WRITTEN INSTRUCTION: Copy every line that mentions the word "Channels".

RECORD EXTRACTS:
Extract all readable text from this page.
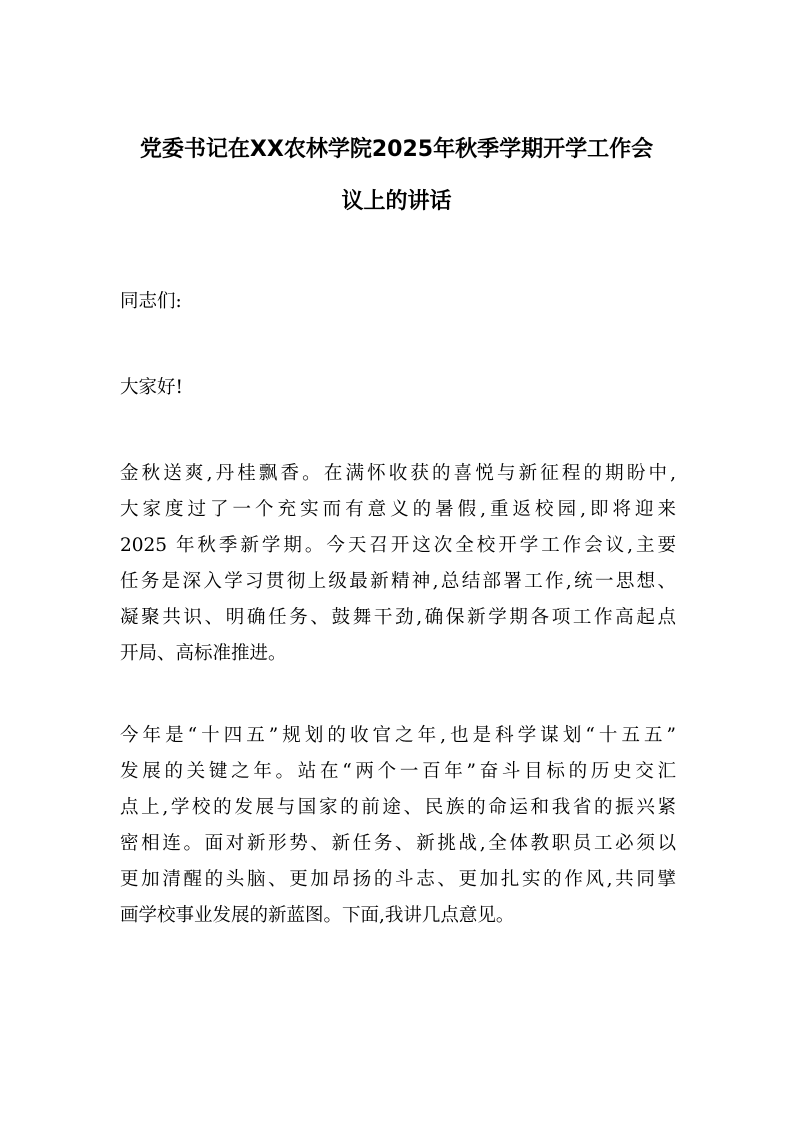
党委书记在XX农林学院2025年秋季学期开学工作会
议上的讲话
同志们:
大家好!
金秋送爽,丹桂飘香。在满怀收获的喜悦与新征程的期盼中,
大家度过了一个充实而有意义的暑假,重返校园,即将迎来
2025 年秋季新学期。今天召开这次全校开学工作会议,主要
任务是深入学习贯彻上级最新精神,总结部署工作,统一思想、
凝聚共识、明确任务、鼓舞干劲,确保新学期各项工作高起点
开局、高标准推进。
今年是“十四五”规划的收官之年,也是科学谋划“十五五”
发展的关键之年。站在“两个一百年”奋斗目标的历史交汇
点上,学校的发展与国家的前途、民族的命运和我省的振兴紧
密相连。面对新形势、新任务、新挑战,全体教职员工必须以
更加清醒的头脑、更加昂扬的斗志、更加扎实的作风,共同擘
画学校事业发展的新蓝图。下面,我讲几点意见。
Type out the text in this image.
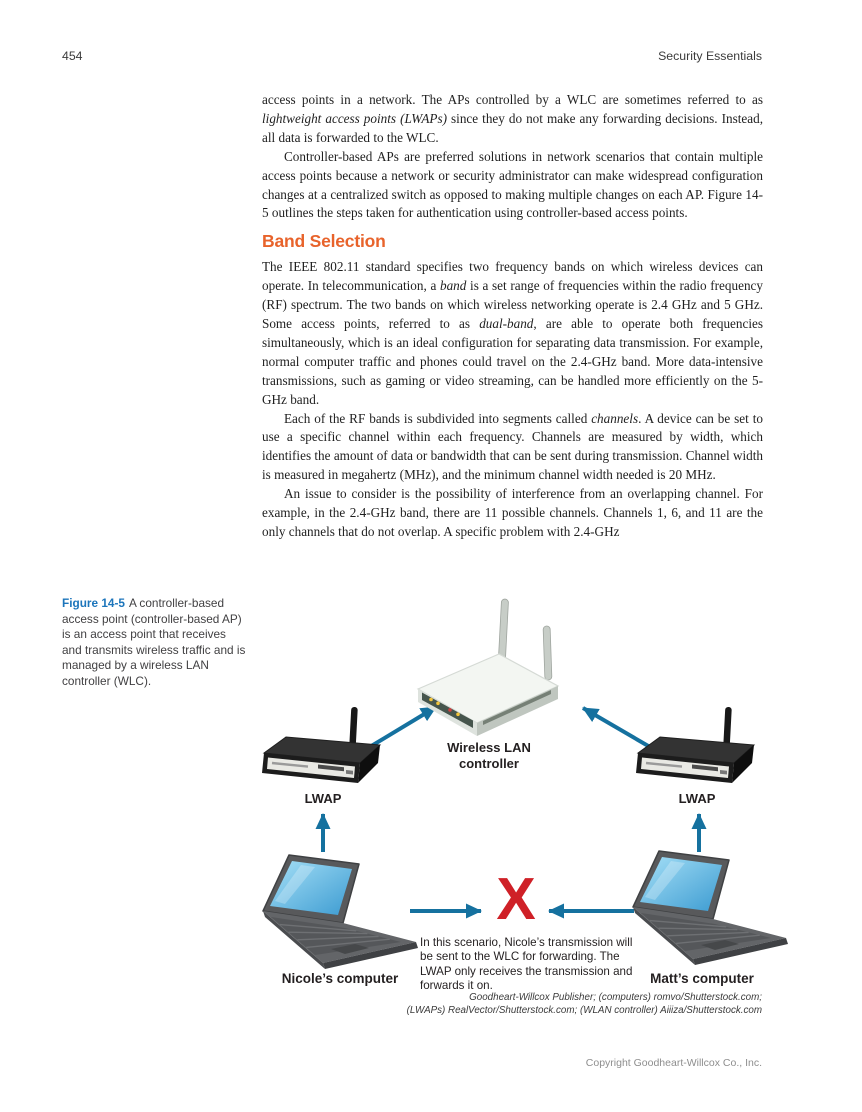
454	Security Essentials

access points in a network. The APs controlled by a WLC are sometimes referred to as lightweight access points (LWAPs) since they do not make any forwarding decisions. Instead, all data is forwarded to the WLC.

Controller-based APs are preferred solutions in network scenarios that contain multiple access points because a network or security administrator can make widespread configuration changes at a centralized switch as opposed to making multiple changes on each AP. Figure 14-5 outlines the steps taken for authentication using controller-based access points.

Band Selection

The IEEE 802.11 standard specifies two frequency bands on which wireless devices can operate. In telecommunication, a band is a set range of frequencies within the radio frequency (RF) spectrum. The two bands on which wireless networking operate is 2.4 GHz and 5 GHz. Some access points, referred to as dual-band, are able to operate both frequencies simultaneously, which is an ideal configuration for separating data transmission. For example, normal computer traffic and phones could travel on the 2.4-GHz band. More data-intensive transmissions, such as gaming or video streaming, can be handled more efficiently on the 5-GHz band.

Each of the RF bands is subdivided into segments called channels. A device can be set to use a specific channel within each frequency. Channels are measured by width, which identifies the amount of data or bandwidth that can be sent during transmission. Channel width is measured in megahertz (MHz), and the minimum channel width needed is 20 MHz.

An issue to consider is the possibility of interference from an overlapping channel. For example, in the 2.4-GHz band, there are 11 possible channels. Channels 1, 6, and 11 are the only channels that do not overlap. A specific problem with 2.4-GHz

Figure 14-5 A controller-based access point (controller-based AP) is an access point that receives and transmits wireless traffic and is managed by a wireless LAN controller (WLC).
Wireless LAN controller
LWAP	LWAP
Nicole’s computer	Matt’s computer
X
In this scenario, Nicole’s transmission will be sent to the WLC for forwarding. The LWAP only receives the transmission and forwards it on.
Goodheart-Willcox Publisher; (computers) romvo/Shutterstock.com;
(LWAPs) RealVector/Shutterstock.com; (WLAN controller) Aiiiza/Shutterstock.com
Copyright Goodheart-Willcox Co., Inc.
--
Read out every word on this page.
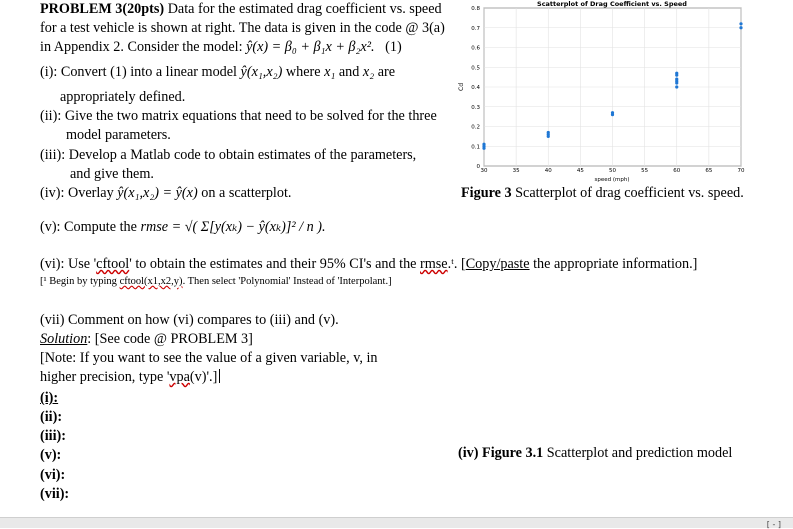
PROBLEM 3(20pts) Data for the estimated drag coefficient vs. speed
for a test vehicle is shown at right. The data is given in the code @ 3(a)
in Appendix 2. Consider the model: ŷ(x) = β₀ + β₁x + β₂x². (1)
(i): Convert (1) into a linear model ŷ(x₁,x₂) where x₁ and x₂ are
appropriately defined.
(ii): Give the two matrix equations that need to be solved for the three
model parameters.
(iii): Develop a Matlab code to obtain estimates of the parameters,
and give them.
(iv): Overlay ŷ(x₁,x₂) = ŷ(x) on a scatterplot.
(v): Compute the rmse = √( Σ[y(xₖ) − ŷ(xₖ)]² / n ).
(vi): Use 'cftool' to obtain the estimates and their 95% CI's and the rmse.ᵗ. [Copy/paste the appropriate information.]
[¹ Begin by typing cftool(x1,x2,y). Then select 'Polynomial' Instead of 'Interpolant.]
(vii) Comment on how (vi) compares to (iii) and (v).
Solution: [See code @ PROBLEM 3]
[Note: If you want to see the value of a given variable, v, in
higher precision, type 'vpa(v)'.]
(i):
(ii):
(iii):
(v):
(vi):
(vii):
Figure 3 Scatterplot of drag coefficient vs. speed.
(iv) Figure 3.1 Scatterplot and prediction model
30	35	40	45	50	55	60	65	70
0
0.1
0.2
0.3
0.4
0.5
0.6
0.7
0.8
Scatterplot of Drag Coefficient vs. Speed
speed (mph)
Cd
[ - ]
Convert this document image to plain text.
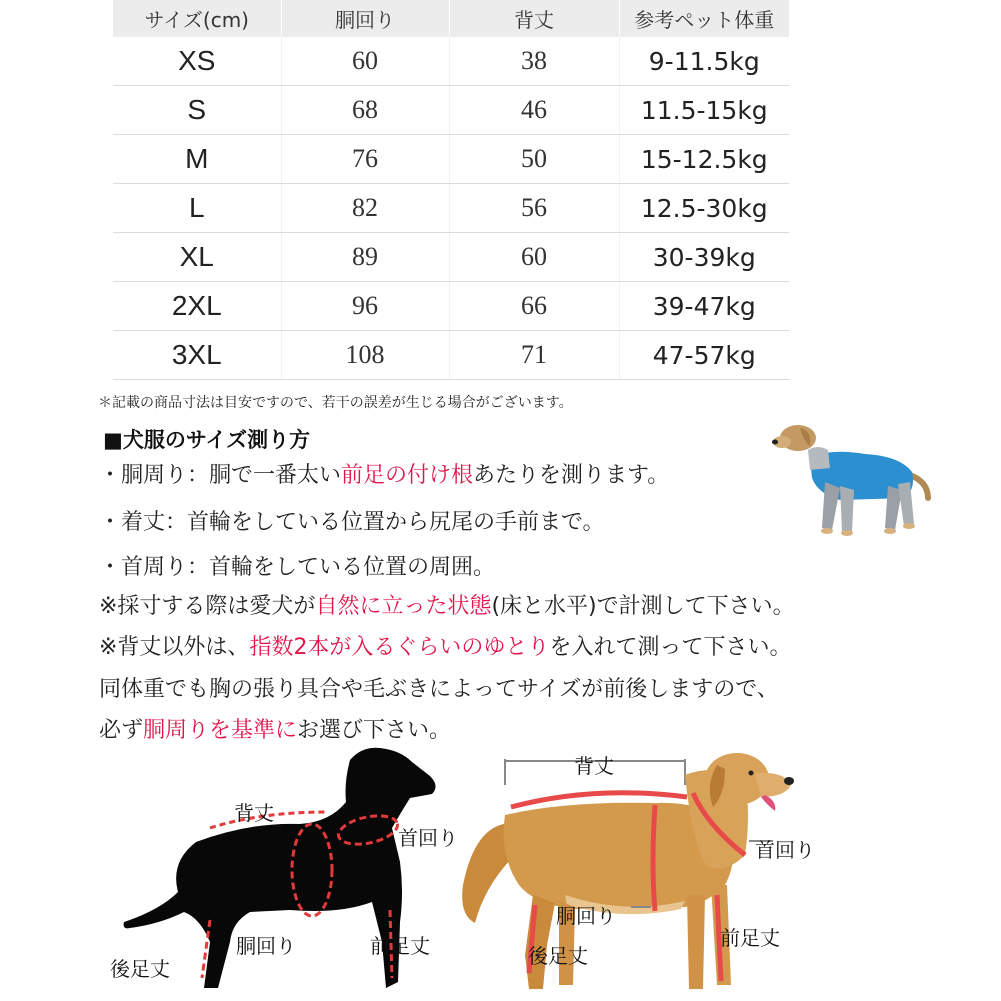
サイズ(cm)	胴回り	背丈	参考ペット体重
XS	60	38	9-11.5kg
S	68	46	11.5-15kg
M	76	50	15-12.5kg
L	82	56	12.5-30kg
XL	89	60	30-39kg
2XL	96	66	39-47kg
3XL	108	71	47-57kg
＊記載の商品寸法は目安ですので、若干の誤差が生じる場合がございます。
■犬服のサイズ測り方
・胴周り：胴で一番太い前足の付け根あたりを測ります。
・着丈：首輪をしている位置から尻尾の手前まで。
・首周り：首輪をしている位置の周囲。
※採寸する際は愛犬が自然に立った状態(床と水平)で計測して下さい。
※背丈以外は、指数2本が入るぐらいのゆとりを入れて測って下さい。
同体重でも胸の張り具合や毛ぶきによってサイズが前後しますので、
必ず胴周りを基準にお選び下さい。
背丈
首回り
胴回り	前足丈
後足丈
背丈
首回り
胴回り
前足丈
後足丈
==
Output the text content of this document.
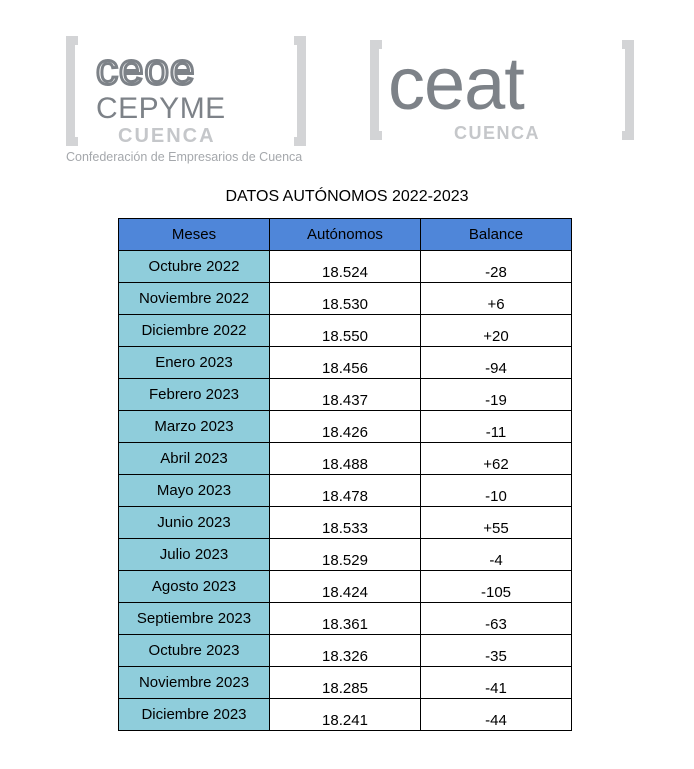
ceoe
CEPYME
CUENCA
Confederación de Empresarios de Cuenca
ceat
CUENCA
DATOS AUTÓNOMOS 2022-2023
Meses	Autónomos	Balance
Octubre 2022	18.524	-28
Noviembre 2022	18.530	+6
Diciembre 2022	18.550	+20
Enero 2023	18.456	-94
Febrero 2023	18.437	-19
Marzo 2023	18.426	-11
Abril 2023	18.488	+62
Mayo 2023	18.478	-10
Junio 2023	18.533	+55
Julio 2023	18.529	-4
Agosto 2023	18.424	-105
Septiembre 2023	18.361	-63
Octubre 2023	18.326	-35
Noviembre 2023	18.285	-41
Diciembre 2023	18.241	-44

FULL OUTPUT:
Each of the RF bands is subdivided into segments called channels. A device can be set to use a specific channel within each frequency. Channels are measured by width, which identifies the amount of data or bandwidth that can be sent during transmission. Channel width is measured in megahertz (MHz), and the minimum channel width needed is 20 MHz.
An issue to consider is the possibility of interference from an overlapping channel. For example, in the 2.4-GHz band, there are 11 possible channels. Channels 1, 6, and 11 are the only channels that do not overlap. A specific problem with 2.4-GHz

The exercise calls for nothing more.